Set exercise:
In the listing below, identify each line with the word "content" and return those lines.

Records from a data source
■ ■ ■

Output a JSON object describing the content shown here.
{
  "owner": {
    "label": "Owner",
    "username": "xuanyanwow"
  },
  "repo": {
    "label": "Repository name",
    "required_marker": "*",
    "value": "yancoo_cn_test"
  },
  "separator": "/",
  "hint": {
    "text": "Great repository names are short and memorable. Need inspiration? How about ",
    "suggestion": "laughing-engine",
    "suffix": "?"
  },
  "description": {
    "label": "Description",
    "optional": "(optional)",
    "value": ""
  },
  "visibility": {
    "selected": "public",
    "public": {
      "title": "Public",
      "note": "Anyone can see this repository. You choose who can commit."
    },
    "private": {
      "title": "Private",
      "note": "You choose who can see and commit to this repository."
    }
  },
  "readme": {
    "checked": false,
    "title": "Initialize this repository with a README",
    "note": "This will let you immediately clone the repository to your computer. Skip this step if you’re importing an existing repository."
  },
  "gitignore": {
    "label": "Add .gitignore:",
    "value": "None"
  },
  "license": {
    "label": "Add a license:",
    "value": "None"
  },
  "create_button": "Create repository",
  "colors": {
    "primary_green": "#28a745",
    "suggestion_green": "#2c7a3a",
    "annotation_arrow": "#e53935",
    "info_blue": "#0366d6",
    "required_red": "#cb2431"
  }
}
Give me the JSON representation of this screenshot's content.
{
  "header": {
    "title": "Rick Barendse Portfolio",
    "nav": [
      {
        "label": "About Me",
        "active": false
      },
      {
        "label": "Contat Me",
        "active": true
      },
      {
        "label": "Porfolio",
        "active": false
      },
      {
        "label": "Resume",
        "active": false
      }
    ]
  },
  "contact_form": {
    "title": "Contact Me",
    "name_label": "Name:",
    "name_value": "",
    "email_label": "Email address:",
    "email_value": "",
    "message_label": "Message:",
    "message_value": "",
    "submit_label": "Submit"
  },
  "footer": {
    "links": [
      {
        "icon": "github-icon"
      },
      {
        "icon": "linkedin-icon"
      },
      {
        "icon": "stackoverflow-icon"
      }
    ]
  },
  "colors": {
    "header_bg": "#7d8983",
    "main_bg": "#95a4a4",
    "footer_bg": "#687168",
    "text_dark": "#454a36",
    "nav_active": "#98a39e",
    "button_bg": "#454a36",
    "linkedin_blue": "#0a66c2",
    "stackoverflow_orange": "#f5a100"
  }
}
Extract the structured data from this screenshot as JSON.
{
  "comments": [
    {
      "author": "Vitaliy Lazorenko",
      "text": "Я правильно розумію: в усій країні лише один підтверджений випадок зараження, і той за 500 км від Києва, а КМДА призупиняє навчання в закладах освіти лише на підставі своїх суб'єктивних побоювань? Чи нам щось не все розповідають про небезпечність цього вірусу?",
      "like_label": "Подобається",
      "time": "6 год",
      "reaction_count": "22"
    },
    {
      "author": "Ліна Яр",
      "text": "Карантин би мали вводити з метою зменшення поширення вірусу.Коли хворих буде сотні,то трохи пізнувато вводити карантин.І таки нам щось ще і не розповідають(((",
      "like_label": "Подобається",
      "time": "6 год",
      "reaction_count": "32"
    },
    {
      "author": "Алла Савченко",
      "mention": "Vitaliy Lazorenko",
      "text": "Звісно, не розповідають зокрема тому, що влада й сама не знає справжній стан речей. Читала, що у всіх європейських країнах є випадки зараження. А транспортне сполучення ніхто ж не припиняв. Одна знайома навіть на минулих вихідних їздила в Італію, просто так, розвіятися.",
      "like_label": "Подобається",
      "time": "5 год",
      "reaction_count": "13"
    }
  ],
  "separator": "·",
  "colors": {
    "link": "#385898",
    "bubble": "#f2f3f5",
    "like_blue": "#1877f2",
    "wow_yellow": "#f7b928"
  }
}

■ ■ ■

The result:
Output a JSON object describing the content shown here.
Give me the JSON representation of this screenshot's content.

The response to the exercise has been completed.